Pick out every line of the entries below where "name" occurs, and copy those lines.

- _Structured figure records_
***

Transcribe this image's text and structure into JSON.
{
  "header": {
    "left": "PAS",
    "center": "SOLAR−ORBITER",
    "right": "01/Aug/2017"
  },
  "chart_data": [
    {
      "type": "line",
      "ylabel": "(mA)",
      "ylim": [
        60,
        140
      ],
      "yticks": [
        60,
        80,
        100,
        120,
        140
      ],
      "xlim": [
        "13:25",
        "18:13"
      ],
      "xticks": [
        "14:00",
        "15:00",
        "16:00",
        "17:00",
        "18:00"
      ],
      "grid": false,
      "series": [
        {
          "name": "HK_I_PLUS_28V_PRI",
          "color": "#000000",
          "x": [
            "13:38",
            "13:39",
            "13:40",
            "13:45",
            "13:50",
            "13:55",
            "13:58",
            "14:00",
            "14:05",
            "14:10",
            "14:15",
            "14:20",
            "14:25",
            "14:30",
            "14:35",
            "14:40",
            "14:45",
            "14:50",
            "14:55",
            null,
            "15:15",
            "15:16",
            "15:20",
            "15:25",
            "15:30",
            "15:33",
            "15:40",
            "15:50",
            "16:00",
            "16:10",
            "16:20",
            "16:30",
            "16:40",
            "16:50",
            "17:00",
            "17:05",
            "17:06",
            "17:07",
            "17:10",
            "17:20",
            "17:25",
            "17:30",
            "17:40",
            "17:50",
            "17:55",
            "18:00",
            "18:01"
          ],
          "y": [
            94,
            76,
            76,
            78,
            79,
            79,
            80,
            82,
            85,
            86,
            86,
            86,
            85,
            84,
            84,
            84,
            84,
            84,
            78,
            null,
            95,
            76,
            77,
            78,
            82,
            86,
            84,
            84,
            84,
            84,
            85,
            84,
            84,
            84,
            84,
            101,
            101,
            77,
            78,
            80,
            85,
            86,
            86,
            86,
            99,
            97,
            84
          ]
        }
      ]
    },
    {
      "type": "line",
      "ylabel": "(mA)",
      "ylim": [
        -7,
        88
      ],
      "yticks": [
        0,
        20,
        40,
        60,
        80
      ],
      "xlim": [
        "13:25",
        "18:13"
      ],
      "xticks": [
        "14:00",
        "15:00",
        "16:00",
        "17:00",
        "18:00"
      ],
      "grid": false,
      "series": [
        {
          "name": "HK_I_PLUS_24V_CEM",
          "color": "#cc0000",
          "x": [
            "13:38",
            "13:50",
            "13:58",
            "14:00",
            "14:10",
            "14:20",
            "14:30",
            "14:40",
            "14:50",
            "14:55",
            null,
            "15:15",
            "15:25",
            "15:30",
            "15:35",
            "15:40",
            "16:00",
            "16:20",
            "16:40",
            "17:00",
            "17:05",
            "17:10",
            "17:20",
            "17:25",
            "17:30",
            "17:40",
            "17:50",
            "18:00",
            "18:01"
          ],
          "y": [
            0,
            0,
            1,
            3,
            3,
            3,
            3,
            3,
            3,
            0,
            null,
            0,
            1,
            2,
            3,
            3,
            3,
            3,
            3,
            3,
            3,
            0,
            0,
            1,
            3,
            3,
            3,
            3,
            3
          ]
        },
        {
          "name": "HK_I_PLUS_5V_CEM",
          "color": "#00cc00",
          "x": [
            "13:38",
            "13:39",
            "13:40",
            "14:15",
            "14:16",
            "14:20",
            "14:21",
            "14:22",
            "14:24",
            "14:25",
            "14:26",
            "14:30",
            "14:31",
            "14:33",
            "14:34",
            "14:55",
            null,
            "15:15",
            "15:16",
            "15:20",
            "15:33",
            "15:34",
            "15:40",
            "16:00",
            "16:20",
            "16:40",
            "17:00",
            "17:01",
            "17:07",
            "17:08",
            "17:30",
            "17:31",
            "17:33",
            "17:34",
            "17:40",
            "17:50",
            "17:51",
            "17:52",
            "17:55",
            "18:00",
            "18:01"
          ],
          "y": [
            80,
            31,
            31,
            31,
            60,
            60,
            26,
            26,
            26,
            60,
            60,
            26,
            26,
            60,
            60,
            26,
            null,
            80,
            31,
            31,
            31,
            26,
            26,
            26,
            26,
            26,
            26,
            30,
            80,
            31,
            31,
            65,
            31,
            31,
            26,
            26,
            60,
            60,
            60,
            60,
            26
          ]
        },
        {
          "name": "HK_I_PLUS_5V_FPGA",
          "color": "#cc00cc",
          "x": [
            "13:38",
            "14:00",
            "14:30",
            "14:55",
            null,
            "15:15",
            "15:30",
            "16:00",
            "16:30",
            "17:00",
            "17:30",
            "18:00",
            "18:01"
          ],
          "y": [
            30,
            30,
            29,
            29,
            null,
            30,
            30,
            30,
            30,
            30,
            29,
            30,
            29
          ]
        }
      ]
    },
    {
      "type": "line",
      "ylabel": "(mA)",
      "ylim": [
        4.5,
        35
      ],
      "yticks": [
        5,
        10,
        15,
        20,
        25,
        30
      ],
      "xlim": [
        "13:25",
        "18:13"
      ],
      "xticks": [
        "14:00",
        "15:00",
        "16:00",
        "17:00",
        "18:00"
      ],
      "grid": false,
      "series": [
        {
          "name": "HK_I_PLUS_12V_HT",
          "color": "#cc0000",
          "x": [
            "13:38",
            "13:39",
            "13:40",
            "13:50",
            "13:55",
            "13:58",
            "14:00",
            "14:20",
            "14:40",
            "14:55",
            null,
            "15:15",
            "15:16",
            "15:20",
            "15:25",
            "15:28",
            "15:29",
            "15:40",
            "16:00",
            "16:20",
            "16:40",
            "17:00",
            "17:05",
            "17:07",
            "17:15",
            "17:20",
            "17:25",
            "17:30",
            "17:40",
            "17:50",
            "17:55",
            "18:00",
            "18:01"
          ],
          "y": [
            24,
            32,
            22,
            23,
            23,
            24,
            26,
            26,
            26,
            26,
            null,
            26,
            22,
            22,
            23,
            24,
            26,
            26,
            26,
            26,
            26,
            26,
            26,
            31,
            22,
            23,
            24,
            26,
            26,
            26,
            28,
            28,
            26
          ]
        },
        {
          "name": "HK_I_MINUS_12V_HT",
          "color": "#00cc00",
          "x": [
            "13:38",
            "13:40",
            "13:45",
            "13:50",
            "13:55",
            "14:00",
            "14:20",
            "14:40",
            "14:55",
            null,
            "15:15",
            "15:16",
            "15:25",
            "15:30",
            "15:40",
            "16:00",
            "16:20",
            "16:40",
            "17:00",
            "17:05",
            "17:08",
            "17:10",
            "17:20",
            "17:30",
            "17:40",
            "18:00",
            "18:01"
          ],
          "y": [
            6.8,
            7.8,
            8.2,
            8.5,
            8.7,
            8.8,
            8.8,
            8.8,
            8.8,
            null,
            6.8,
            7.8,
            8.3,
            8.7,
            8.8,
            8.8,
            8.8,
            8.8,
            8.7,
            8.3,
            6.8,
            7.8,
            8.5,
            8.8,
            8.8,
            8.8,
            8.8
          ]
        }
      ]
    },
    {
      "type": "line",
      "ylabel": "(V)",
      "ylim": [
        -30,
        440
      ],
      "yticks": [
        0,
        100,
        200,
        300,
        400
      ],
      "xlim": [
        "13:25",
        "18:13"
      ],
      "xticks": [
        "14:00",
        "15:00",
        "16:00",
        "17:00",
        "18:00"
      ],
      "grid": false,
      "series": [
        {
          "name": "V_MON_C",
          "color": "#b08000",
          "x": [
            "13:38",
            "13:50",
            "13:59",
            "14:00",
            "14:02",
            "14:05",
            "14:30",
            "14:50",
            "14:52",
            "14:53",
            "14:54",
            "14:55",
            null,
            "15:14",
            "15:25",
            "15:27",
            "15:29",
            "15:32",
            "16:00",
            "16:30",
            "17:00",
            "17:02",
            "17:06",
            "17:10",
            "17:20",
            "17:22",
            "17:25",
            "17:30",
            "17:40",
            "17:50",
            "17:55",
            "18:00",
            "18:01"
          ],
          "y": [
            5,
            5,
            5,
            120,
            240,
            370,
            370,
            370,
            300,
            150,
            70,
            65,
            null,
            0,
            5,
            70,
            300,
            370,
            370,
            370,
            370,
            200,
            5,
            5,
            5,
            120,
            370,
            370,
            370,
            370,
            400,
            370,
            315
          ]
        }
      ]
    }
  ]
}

***

- _Result below_
          "name": "HK_I_PLUS_28V_PRI",
          "name": "HK_I_PLUS_24V_CEM",
          "name": "HK_I_PLUS_5V_CEM",
          "name": "HK_I_PLUS_5V_FPGA",
          "name": "HK_I_PLUS_12V_HT",
          "name": "HK_I_MINUS_12V_HT",
          "name": "V_MON_C",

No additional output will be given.